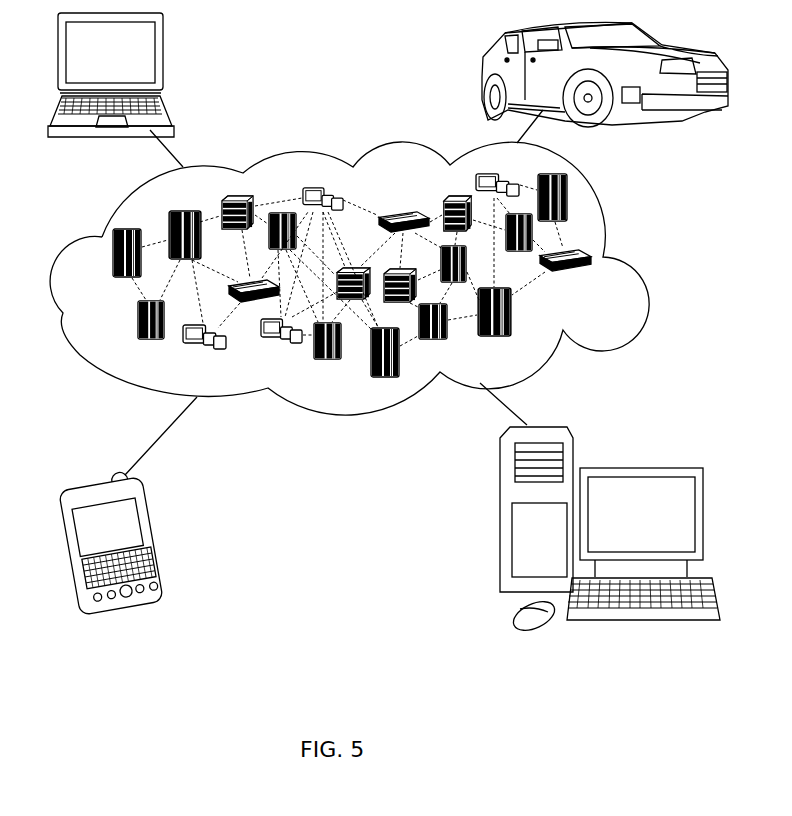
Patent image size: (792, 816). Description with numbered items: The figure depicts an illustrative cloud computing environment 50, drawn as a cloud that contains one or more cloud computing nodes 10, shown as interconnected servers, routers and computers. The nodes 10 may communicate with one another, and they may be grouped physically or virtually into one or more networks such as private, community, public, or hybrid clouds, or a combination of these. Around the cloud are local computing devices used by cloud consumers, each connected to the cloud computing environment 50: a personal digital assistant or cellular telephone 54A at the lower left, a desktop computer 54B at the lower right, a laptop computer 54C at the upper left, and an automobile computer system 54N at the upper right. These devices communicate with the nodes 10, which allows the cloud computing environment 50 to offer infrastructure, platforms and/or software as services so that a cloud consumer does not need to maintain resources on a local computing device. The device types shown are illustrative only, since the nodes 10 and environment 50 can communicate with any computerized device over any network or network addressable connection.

The cloud computing nodes 10 is at (603, 284).
The cloud computing environment 50 is at (642, 258).
The personal digital assistant (PDA) or cellular telephone 54A is at (150, 538).
The desktop computer 54B is at (640, 467).
The laptop computer 54C is at (164, 62).
The automobile computer system 54N is at (482, 72).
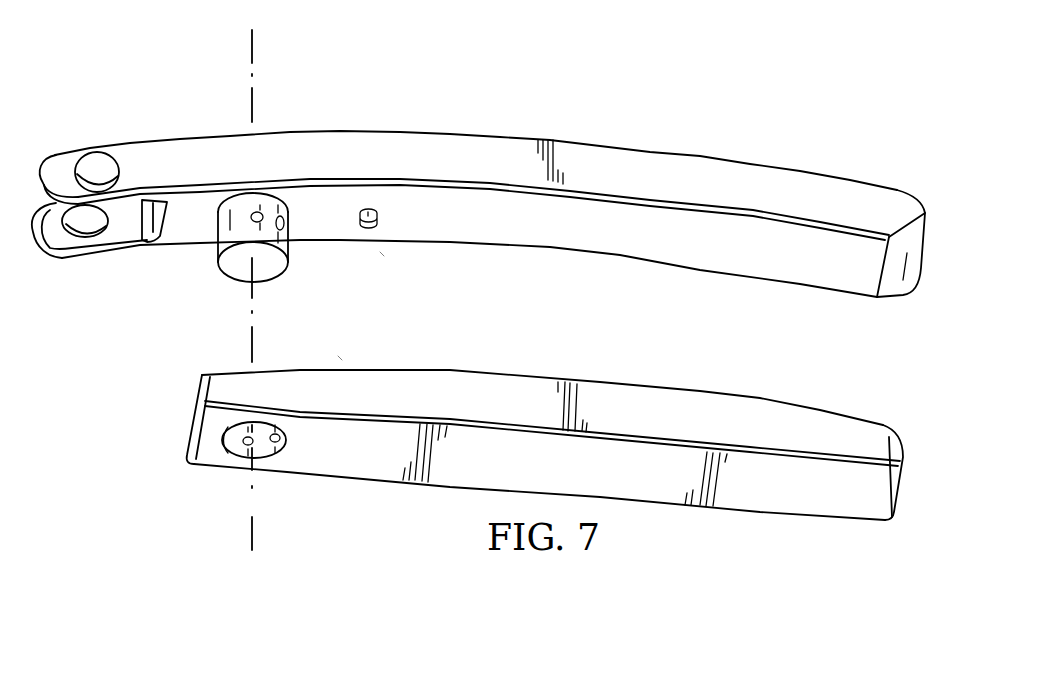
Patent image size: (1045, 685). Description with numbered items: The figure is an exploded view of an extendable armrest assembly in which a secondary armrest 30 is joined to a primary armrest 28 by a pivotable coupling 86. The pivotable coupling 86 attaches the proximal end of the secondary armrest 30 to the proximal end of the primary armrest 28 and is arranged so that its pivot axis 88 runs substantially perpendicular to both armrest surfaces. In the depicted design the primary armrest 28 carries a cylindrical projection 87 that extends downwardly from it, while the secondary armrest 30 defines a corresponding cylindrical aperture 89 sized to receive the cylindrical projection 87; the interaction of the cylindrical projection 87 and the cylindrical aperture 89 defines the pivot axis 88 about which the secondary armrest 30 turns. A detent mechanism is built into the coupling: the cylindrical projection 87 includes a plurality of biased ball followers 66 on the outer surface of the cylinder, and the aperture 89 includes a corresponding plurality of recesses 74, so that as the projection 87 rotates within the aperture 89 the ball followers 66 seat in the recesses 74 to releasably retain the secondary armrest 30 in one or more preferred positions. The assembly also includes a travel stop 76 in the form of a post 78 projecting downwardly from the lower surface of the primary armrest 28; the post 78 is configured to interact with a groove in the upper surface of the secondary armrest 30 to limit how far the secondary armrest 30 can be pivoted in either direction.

The primary armrest 28 is at (636, 145).
The secondary armrest 30 is at (637, 382).
The biased ball follower 66 is at (252, 213).
The detent recess 74 is at (282, 442).
The travel stop 76 is at (389, 260).
The post 78 is at (378, 215).
The pivotable coupling 86 is at (146, 351).
The cylindrical projection 87 is at (223, 268).
The pivot axis 88 is at (255, 312).
The cylindrical aperture 89 is at (224, 457).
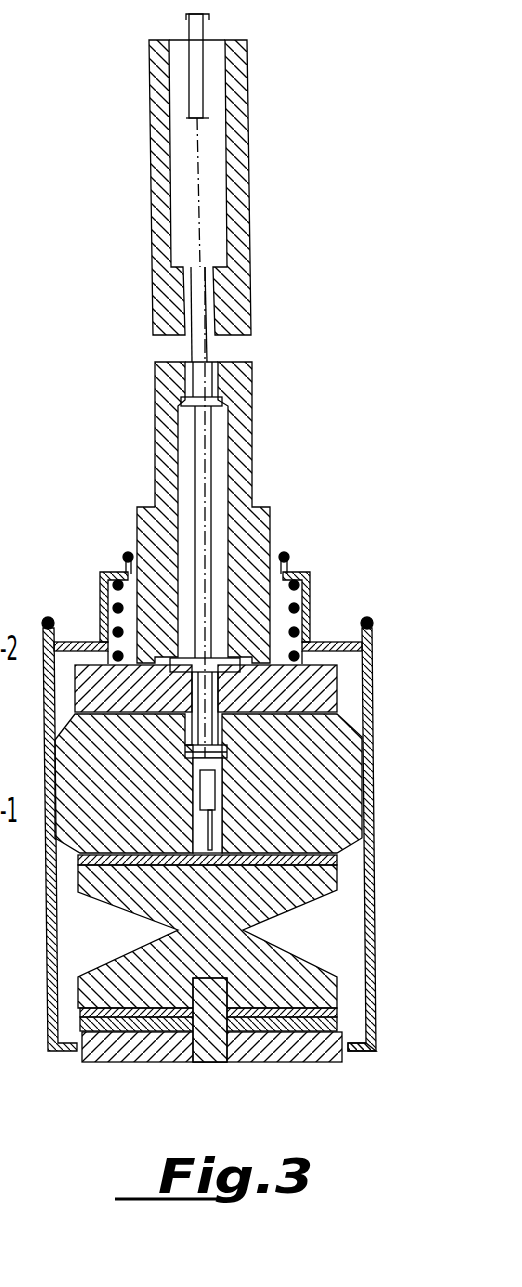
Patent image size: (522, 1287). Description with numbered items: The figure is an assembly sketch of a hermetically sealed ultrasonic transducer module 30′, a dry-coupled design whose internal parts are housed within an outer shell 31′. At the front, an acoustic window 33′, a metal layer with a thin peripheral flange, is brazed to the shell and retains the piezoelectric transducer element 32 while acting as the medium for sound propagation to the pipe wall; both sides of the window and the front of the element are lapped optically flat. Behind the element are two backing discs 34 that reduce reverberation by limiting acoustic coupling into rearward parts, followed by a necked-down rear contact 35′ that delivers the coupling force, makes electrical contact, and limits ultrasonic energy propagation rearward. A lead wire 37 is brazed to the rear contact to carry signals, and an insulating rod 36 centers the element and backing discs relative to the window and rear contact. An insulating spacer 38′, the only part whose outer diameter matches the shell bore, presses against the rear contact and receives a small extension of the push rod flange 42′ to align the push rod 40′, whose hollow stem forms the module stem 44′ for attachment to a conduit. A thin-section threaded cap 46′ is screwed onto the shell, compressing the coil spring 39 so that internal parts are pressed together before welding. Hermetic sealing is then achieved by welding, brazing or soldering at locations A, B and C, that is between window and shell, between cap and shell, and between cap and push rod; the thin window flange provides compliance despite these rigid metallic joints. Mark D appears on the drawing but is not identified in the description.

The valve assembly 30′ is at (36, 914).
The housing 31′ is at (50, 950).
The sealing plate 32 is at (120, 1030).
The base plate 33′ is at (178, 1048).
The seal plate 34 is at (340, 860).
The piston 35′ is at (335, 890).
The bolt 36 is at (211, 1050).
The valve stem 37 is at (207, 797).
The valve body 38′ is at (340, 770).
The spring housing 39 is at (306, 590).
The guide tube 40′ is at (152, 503).
The upper plate 42′ is at (330, 690).
The actuator tube 44′ is at (160, 172).
The spring housing 46′ is at (104, 605).
The bottom flange A is at (373, 1058).
The housing rim B is at (368, 620).
The seal C is at (287, 556).
The seal D is at (140, 537).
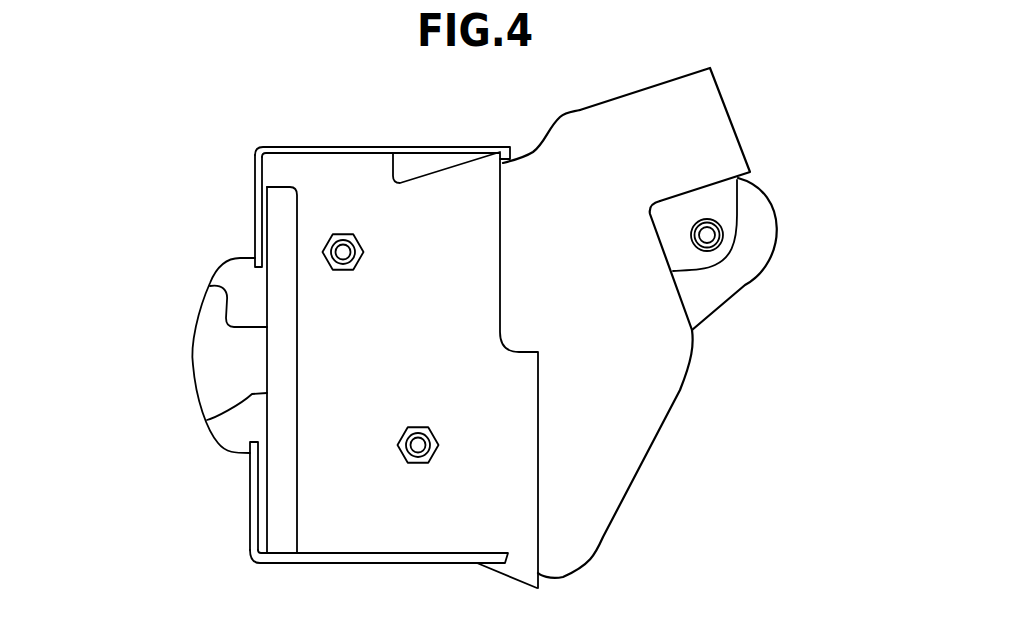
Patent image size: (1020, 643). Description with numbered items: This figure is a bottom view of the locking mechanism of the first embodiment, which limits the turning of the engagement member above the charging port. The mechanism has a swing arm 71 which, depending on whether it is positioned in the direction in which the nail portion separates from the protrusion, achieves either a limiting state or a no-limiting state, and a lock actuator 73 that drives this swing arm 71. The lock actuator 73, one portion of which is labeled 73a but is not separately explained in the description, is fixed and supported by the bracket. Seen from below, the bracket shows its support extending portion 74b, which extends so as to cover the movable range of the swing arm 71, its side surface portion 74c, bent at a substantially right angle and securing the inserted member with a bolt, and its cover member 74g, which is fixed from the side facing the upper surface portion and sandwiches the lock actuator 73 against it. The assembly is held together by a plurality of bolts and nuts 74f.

The swing arm 71 is at (208, 353).
The lock actuator 73 is at (692, 387).
The mounting portion of arm 73a is at (727, 88).
The support extending portion 74b is at (222, 267).
The side surface portion 74c is at (250, 487).
The nuts 74f is at (342, 271).
The cover member 74g is at (383, 533).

☆ ☆ ☆ ☆ ☆

What is asked - Reproduce every line of the entries above word for word, and leave the pictures out of your copy.

Final result -
Patent image size: (792, 816). Description with numbered items: The figure depicts an illustrative cloud computing environment 50, drawn as a cloud that contains one or more cloud computing nodes 10, shown as interconnected servers, routers and computers. The nodes 10 may communicate with one another, and they may be grouped physically or virtually into one or more networks such as private, community, public, or hybrid clouds, or a combination of these. Around the cloud are local computing devices used by cloud consumers, each connected to the cloud computing environment 50: a personal digital assistant or cellular telephone 54A at the lower left, a desktop computer 54B at the lower right, a laptop computer 54C at the upper left, and an automobile computer system 54N at the upper right. These devices communicate with the nodes 10, which allows the cloud computing environment 50 to offer infrastructure, platforms and/or software as services so that a cloud consumer does not need to maintain resources on a local computing device. The device types shown are illustrative only, since the nodes 10 and environment 50 can communicate with any computerized device over any network or network addressable connection.

The cloud computing nodes 10 is at (603, 284).
The cloud computing environment 50 is at (642, 258).
The personal digital assistant (PDA) or cellular telephone 54A is at (150, 538).
The desktop computer 54B is at (640, 467).
The laptop computer 54C is at (164, 62).
The automobile computer system 54N is at (482, 72).
Patent image size: (1045, 685). Description with numbered items: The figure is an exploded view of an extendable armrest assembly in which a secondary armrest 30 is joined to a primary armrest 28 by a pivotable coupling 86. The pivotable coupling 86 attaches the proximal end of the secondary armrest 30 to the proximal end of the primary armrest 28 and is arranged so that its pivot axis 88 runs substantially perpendicular to both armrest surfaces. In the depicted design the primary armrest 28 carries a cylindrical projection 87 that extends downwardly from it, while the secondary armrest 30 defines a corresponding cylindrical aperture 89 sized to receive the cylindrical projection 87; the interaction of the cylindrical projection 87 and the cylindrical aperture 89 defines the pivot axis 88 about which the secondary armrest 30 turns. A detent mechanism is built into the coupling: the cylindrical projection 87 includes a plurality of biased ball followers 66 on the outer surface of the cylinder, and the aperture 89 includes a corresponding plurality of recesses 74, so that as the projection 87 rotates within the aperture 89 the ball followers 66 seat in the recesses 74 to releasably retain the secondary armrest 30 in one or more preferred positions. The assembly also includes a travel stop 76 in the form of a post 78 projecting downwardly from the lower surface of the primary armrest 28; the post 78 is configured to interact with a groove in the upper surface of the secondary armrest 30 to limit how far the secondary armrest 30 can be pivoted in either direction.

The primary armrest 28 is at (636, 145).
The secondary armrest 30 is at (637, 382).
The biased ball follower 66 is at (252, 213).
The detent recess 74 is at (282, 442).
The travel stop 76 is at (389, 260).
The post 78 is at (378, 215).
The pivotable coupling 86 is at (146, 351).
The cylindrical projection 87 is at (223, 268).
The pivot axis 88 is at (255, 312).
The cylindrical aperture 89 is at (224, 457).
Patent image size: (522, 1287). Description with numbered items: The figure is an assembly sketch of a hermetically sealed ultrasonic transducer module 30′, a dry-coupled design whose internal parts are housed within an outer shell 31′. At the front, an acoustic window 33′, a metal layer with a thin peripheral flange, is brazed to the shell and retains the piezoelectric transducer element 32 while acting as the medium for sound propagation to the pipe wall; both sides of the window and the front of the element are lapped optically flat. Behind the element are two backing discs 34 that reduce reverberation by limiting acoustic coupling into rearward parts, followed by a necked-down rear contact 35′ that delivers the coupling force, makes electrical contact, and limits ultrasonic energy propagation rearward. A lead wire 37 is brazed to the rear contact to carry signals, and an insulating rod 36 centers the element and backing discs relative to the window and rear contact. An insulating spacer 38′, the only part whose outer diameter matches the shell bore, presses against the rear contact and receives a small extension of the push rod flange 42′ to align the push rod 40′, whose hollow stem forms the module stem 44′ for attachment to a conduit. A thin-section threaded cap 46′ is screwed onto the shell, compressing the coil spring 39 so that internal parts are pressed together before welding. Hermetic sealing is then achieved by welding, brazing or soldering at locations A, B and C, that is between window and shell, between cap and shell, and between cap and push rod; the thin window flange provides compliance despite these rigid metallic joints. Mark D appears on the drawing but is not identified in the description.

The valve assembly 30′ is at (36, 914).
The housing 31′ is at (50, 950).
The sealing plate 32 is at (120, 1030).
The base plate 33′ is at (178, 1048).
The seal plate 34 is at (340, 860).
The piston 35′ is at (335, 890).
The bolt 36 is at (211, 1050).
The valve stem 37 is at (207, 797).
The valve body 38′ is at (340, 770).
The spring housing 39 is at (306, 590).
The guide tube 40′ is at (152, 503).
The upper plate 42′ is at (330, 690).
The actuator tube 44′ is at (160, 172).
The spring housing 46′ is at (104, 605).
The bottom flange A is at (373, 1058).
The housing rim B is at (368, 620).
The seal C is at (287, 556).
The seal D is at (140, 537).
Patent image size: (1020, 643). Description with numbered items: This figure is a bottom view of the locking mechanism of the first embodiment, which limits the turning of the engagement member above the charging port. The mechanism has a swing arm 71 which, depending on whether it is positioned in the direction in which the nail portion separates from the protrusion, achieves either a limiting state or a no-limiting state, and a lock actuator 73 that drives this swing arm 71. The lock actuator 73, one portion of which is labeled 73a but is not separately explained in the description, is fixed and supported by the bracket. Seen from below, the bracket shows its support extending portion 74b, which extends so as to cover the movable range of the swing arm 71, its side surface portion 74c, bent at a substantially right angle and securing the inserted member with a bolt, and its cover member 74g, which is fixed from the side facing the upper surface portion and sandwiches the lock actuator 73 against it. The assembly is held together by a plurality of bolts and nuts 74f.

The swing arm 71 is at (208, 353).
The lock actuator 73 is at (692, 387).
The mounting portion of arm 73a is at (727, 88).
The support extending portion 74b is at (222, 267).
The side surface portion 74c is at (250, 487).
The nuts 74f is at (342, 271).
The cover member 74g is at (383, 533).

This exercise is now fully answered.